Exercise »
Here are records with pictures in them. Copy all of them exactly and leave the pictures out.

Supplied material »
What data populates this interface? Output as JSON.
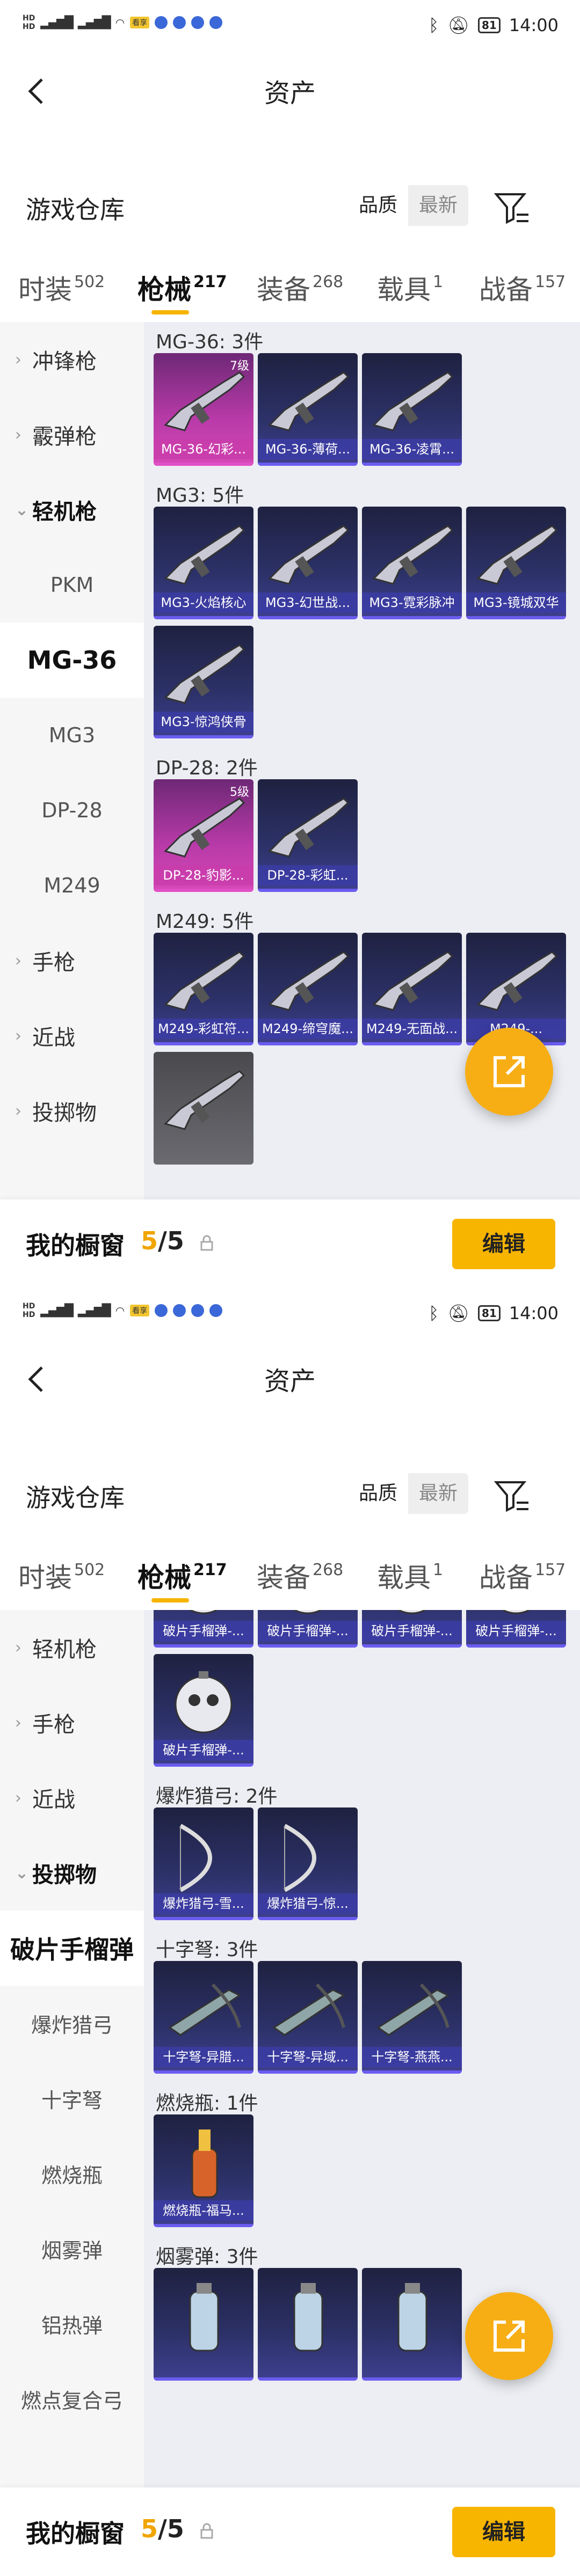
{
  "status": {
    "time": "14:00",
    "battery": "81",
    "badge": "看享"
  },
  "header": {
    "title": "资产"
  },
  "warehouse": {
    "title": "游戏仓库",
    "sort_quality": "品质",
    "sort_latest": "最新"
  },
  "tabs": [
    {
      "label": "时装",
      "count": "502"
    },
    {
      "label": "枪械",
      "count": "217"
    },
    {
      "label": "装备",
      "count": "268"
    },
    {
      "label": "载具",
      "count": "1"
    },
    {
      "label": "战备",
      "count": "157"
    }
  ],
  "bottom": {
    "title": "我的橱窗",
    "current": "5",
    "total": "/5",
    "edit_label": "编辑"
  },
  "colors": {
    "accent": "#f7b500",
    "card_blue": "#2c3168",
    "card_pink": "#b83aa8"
  },
  "screen1": {
    "sidebar": [
      {
        "label": "冲锋枪",
        "type": "parent"
      },
      {
        "label": "霰弹枪",
        "type": "parent"
      },
      {
        "label": "轻机枪",
        "type": "parent-open"
      },
      {
        "label": "PKM",
        "type": "child"
      },
      {
        "label": "MG-36",
        "type": "child-active"
      },
      {
        "label": "MG3",
        "type": "child"
      },
      {
        "label": "DP-28",
        "type": "child"
      },
      {
        "label": "M249",
        "type": "child"
      },
      {
        "label": "手枪",
        "type": "parent"
      },
      {
        "label": "近战",
        "type": "parent"
      },
      {
        "label": "投掷物",
        "type": "parent"
      }
    ],
    "groups": [
      {
        "title": "MG-36: 3件",
        "items": [
          {
            "name": "MG-36-幻彩...",
            "style": "pink",
            "level": "7级",
            "icon": "gun"
          },
          {
            "name": "MG-36-薄荷...",
            "style": "blue",
            "icon": "gun"
          },
          {
            "name": "MG-36-凌霄...",
            "style": "blue",
            "icon": "gun"
          }
        ]
      },
      {
        "title": "MG3: 5件",
        "items": [
          {
            "name": "MG3-火焰核心",
            "style": "blue",
            "icon": "gun"
          },
          {
            "name": "MG3-幻世战...",
            "style": "blue",
            "icon": "gun"
          },
          {
            "name": "MG3-霓彩脉冲",
            "style": "blue",
            "icon": "gun"
          },
          {
            "name": "MG3-镜城双华",
            "style": "blue",
            "icon": "gun"
          },
          {
            "name": "MG3-惊鸿侠骨",
            "style": "blue",
            "icon": "gun"
          }
        ]
      },
      {
        "title": "DP-28: 2件",
        "items": [
          {
            "name": "DP-28-豹影...",
            "style": "pink",
            "level": "5级",
            "icon": "gun"
          },
          {
            "name": "DP-28-彩虹...",
            "style": "blue",
            "icon": "gun"
          }
        ]
      },
      {
        "title": "M249: 5件",
        "items": [
          {
            "name": "M249-彩虹符...",
            "style": "blue",
            "icon": "gun"
          },
          {
            "name": "M249-缔穹魔...",
            "style": "blue",
            "icon": "gun"
          },
          {
            "name": "M249-无面战...",
            "style": "blue",
            "icon": "gun"
          },
          {
            "name": "M249-...",
            "style": "blue",
            "icon": "gun"
          },
          {
            "name": "",
            "style": "gray",
            "icon": "gun"
          }
        ]
      }
    ]
  },
  "screen2": {
    "sidebar": [
      {
        "label": "轻机枪",
        "type": "parent"
      },
      {
        "label": "手枪",
        "type": "parent"
      },
      {
        "label": "近战",
        "type": "parent"
      },
      {
        "label": "投掷物",
        "type": "parent-open"
      },
      {
        "label": "破片手榴弹",
        "type": "child-active"
      },
      {
        "label": "爆炸猎弓",
        "type": "child"
      },
      {
        "label": "十字弩",
        "type": "child"
      },
      {
        "label": "燃烧瓶",
        "type": "child"
      },
      {
        "label": "烟雾弹",
        "type": "child"
      },
      {
        "label": "铝热弹",
        "type": "child"
      },
      {
        "label": "燃点复合弓",
        "type": "child"
      }
    ],
    "groups": [
      {
        "title": "",
        "items": [
          {
            "name": "破片手榴弹-...",
            "style": "blue",
            "icon": "grenade"
          },
          {
            "name": "破片手榴弹-...",
            "style": "blue",
            "icon": "grenade"
          },
          {
            "name": "破片手榴弹-...",
            "style": "blue",
            "icon": "grenade"
          },
          {
            "name": "破片手榴弹-...",
            "style": "blue",
            "icon": "grenade"
          },
          {
            "name": "破片手榴弹-...",
            "style": "blue",
            "icon": "grenade"
          }
        ]
      },
      {
        "title": "爆炸猎弓: 2件",
        "items": [
          {
            "name": "爆炸猎弓-雪...",
            "style": "blue",
            "icon": "bow"
          },
          {
            "name": "爆炸猎弓-惊...",
            "style": "blue",
            "icon": "bow"
          }
        ]
      },
      {
        "title": "十字弩: 3件",
        "items": [
          {
            "name": "十字弩-异腊...",
            "style": "blue",
            "icon": "crossbow"
          },
          {
            "name": "十字弩-异域...",
            "style": "blue",
            "icon": "crossbow"
          },
          {
            "name": "十字弩-燕燕...",
            "style": "blue",
            "icon": "crossbow"
          }
        ]
      },
      {
        "title": "燃烧瓶: 1件",
        "items": [
          {
            "name": "燃烧瓶-福马...",
            "style": "blue",
            "icon": "molotov"
          }
        ]
      },
      {
        "title": "烟雾弹: 3件",
        "items": [
          {
            "name": "",
            "style": "blue",
            "icon": "smoke"
          },
          {
            "name": "",
            "style": "blue",
            "icon": "smoke"
          },
          {
            "name": "",
            "style": "blue",
            "icon": "smoke"
          }
        ]
      }
    ]
  }
}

Exercise response »
What data populates this interface? Output as JSON.
{
  "status": {
    "time": "14:00",
    "battery": "81",
    "badge": "看享"
  },
  "header": {
    "title": "资产"
  },
  "warehouse": {
    "title": "游戏仓库",
    "sort_quality": "品质",
    "sort_latest": "最新"
  },
  "tabs": [
    {
      "label": "时装",
      "count": "502"
    },
    {
      "label": "枪械",
      "count": "217"
    },
    {
      "label": "装备",
      "count": "268"
    },
    {
      "label": "载具",
      "count": "1"
    },
    {
      "label": "战备",
      "count": "157"
    }
  ],
  "bottom": {
    "title": "我的橱窗",
    "current": "5",
    "total": "/5",
    "edit_label": "编辑"
  },
  "colors": {
    "accent": "#f7b500",
    "card_blue": "#2c3168",
    "card_pink": "#b83aa8"
  },
  "screen1": {
    "sidebar": [
      {
        "label": "冲锋枪",
        "type": "parent"
      },
      {
        "label": "霰弹枪",
        "type": "parent"
      },
      {
        "label": "轻机枪",
        "type": "parent-open"
      },
      {
        "label": "PKM",
        "type": "child"
      },
      {
        "label": "MG-36",
        "type": "child-active"
      },
      {
        "label": "MG3",
        "type": "child"
      },
      {
        "label": "DP-28",
        "type": "child"
      },
      {
        "label": "M249",
        "type": "child"
      },
      {
        "label": "手枪",
        "type": "parent"
      },
      {
        "label": "近战",
        "type": "parent"
      },
      {
        "label": "投掷物",
        "type": "parent"
      }
    ],
    "groups": [
      {
        "title": "MG-36: 3件",
        "items": [
          {
            "name": "MG-36-幻彩...",
            "style": "pink",
            "level": "7级",
            "icon": "gun"
          },
          {
            "name": "MG-36-薄荷...",
            "style": "blue",
            "icon": "gun"
          },
          {
            "name": "MG-36-凌霄...",
            "style": "blue",
            "icon": "gun"
          }
        ]
      },
      {
        "title": "MG3: 5件",
        "items": [
          {
            "name": "MG3-火焰核心",
            "style": "blue",
            "icon": "gun"
          },
          {
            "name": "MG3-幻世战...",
            "style": "blue",
            "icon": "gun"
          },
          {
            "name": "MG3-霓彩脉冲",
            "style": "blue",
            "icon": "gun"
          },
          {
            "name": "MG3-镜城双华",
            "style": "blue",
            "icon": "gun"
          },
          {
            "name": "MG3-惊鸿侠骨",
            "style": "blue",
            "icon": "gun"
          }
        ]
      },
      {
        "title": "DP-28: 2件",
        "items": [
          {
            "name": "DP-28-豹影...",
            "style": "pink",
            "level": "5级",
            "icon": "gun"
          },
          {
            "name": "DP-28-彩虹...",
            "style": "blue",
            "icon": "gun"
          }
        ]
      },
      {
        "title": "M249: 5件",
        "items": [
          {
            "name": "M249-彩虹符...",
            "style": "blue",
            "icon": "gun"
          },
          {
            "name": "M249-缔穹魔...",
            "style": "blue",
            "icon": "gun"
          },
          {
            "name": "M249-无面战...",
            "style": "blue",
            "icon": "gun"
          },
          {
            "name": "M249-...",
            "style": "blue",
            "icon": "gun"
          },
          {
            "name": "",
            "style": "gray",
            "icon": "gun"
          }
        ]
      }
    ]
  },
  "screen2": {
    "sidebar": [
      {
        "label": "轻机枪",
        "type": "parent"
      },
      {
        "label": "手枪",
        "type": "parent"
      },
      {
        "label": "近战",
        "type": "parent"
      },
      {
        "label": "投掷物",
        "type": "parent-open"
      },
      {
        "label": "破片手榴弹",
        "type": "child-active"
      },
      {
        "label": "爆炸猎弓",
        "type": "child"
      },
      {
        "label": "十字弩",
        "type": "child"
      },
      {
        "label": "燃烧瓶",
        "type": "child"
      },
      {
        "label": "烟雾弹",
        "type": "child"
      },
      {
        "label": "铝热弹",
        "type": "child"
      },
      {
        "label": "燃点复合弓",
        "type": "child"
      }
    ],
    "groups": [
      {
        "title": "",
        "items": [
          {
            "name": "破片手榴弹-...",
            "style": "blue",
            "icon": "grenade"
          },
          {
            "name": "破片手榴弹-...",
            "style": "blue",
            "icon": "grenade"
          },
          {
            "name": "破片手榴弹-...",
            "style": "blue",
            "icon": "grenade"
          },
          {
            "name": "破片手榴弹-...",
            "style": "blue",
            "icon": "grenade"
          },
          {
            "name": "破片手榴弹-...",
            "style": "blue",
            "icon": "grenade"
          }
        ]
      },
      {
        "title": "爆炸猎弓: 2件",
        "items": [
          {
            "name": "爆炸猎弓-雪...",
            "style": "blue",
            "icon": "bow"
          },
          {
            "name": "爆炸猎弓-惊...",
            "style": "blue",
            "icon": "bow"
          }
        ]
      },
      {
        "title": "十字弩: 3件",
        "items": [
          {
            "name": "十字弩-异腊...",
            "style": "blue",
            "icon": "crossbow"
          },
          {
            "name": "十字弩-异域...",
            "style": "blue",
            "icon": "crossbow"
          },
          {
            "name": "十字弩-燕燕...",
            "style": "blue",
            "icon": "crossbow"
          }
        ]
      },
      {
        "title": "燃烧瓶: 1件",
        "items": [
          {
            "name": "燃烧瓶-福马...",
            "style": "blue",
            "icon": "molotov"
          }
        ]
      },
      {
        "title": "烟雾弹: 3件",
        "items": [
          {
            "name": "",
            "style": "blue",
            "icon": "smoke"
          },
          {
            "name": "",
            "style": "blue",
            "icon": "smoke"
          },
          {
            "name": "",
            "style": "blue",
            "icon": "smoke"
          }
        ]
      }
    ]
  }
}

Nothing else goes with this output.